** Start of DATASET RECORDS **
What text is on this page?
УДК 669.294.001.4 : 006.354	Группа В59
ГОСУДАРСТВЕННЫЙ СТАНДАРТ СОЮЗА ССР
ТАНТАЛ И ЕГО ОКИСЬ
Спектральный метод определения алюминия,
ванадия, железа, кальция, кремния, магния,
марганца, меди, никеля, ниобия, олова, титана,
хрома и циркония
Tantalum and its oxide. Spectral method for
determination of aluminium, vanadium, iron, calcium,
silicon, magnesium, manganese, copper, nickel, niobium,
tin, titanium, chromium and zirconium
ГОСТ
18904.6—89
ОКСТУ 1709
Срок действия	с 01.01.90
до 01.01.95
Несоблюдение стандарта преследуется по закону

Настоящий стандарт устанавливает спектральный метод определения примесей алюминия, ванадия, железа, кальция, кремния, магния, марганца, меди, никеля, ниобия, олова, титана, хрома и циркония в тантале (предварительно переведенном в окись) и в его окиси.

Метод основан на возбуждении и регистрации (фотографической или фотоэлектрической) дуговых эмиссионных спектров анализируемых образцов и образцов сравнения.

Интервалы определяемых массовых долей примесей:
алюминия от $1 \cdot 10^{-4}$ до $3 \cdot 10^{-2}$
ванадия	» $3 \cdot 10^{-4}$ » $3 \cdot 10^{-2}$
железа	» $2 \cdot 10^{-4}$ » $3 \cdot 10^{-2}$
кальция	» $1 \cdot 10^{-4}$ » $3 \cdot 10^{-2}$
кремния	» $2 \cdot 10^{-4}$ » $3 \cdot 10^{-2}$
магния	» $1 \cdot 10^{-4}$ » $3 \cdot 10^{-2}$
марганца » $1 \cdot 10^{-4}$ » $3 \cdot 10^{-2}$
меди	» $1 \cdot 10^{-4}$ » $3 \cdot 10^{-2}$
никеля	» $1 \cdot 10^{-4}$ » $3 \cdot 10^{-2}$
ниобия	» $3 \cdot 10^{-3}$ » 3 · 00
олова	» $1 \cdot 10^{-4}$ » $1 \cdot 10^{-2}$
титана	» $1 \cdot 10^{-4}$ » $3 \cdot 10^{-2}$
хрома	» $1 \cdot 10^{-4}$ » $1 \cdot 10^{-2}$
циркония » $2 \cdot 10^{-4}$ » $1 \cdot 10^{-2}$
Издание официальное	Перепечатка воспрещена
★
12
** End of DATASET RECORDS **
PROBLEM TO WORK ON =>
Copy each line of the data exactly, leaving nothing out.

ANSWER TO THIS EXERCISE =>
What text is on this page?
УДК 669.294.001.4 : 006.354	Группа В59
ГОСУДАРСТВЕННЫЙ СТАНДАРТ СОЮЗА ССР
ТАНТАЛ И ЕГО ОКИСЬ
Спектральный метод определения алюминия,
ванадия, железа, кальция, кремния, магния,
марганца, меди, никеля, ниобия, олова, титана,
хрома и циркония
Tantalum and its oxide. Spectral method for
determination of aluminium, vanadium, iron, calcium,
silicon, magnesium, manganese, copper, nickel, niobium,
tin, titanium, chromium and zirconium
ГОСТ
18904.6—89
ОКСТУ 1709
Срок действия	с 01.01.90
до 01.01.95
Несоблюдение стандарта преследуется по закону

Настоящий стандарт устанавливает спектральный метод определения примесей алюминия, ванадия, железа, кальция, кремния, магния, марганца, меди, никеля, ниобия, олова, титана, хрома и циркония в тантале (предварительно переведенном в окись) и в его окиси.

Метод основан на возбуждении и регистрации (фотографической или фотоэлектрической) дуговых эмиссионных спектров анализируемых образцов и образцов сравнения.

Интервалы определяемых массовых долей примесей:
алюминия от $1 \cdot 10^{-4}$ до $3 \cdot 10^{-2}$
ванадия	» $3 \cdot 10^{-4}$ » $3 \cdot 10^{-2}$
железа	» $2 \cdot 10^{-4}$ » $3 \cdot 10^{-2}$
кальция	» $1 \cdot 10^{-4}$ » $3 \cdot 10^{-2}$
кремния	» $2 \cdot 10^{-4}$ » $3 \cdot 10^{-2}$
магния	» $1 \cdot 10^{-4}$ » $3 \cdot 10^{-2}$
марганца » $1 \cdot 10^{-4}$ » $3 \cdot 10^{-2}$
меди	» $1 \cdot 10^{-4}$ » $3 \cdot 10^{-2}$
никеля	» $1 \cdot 10^{-4}$ » $3 \cdot 10^{-2}$
ниобия	» $3 \cdot 10^{-3}$ » 3 · 00
олова	» $1 \cdot 10^{-4}$ » $1 \cdot 10^{-2}$
титана	» $1 \cdot 10^{-4}$ » $3 \cdot 10^{-2}$
хрома	» $1 \cdot 10^{-4}$ » $1 \cdot 10^{-2}$
циркония » $2 \cdot 10^{-4}$ » $1 \cdot 10^{-2}$
Издание официальное	Перепечатка воспрещена
★
12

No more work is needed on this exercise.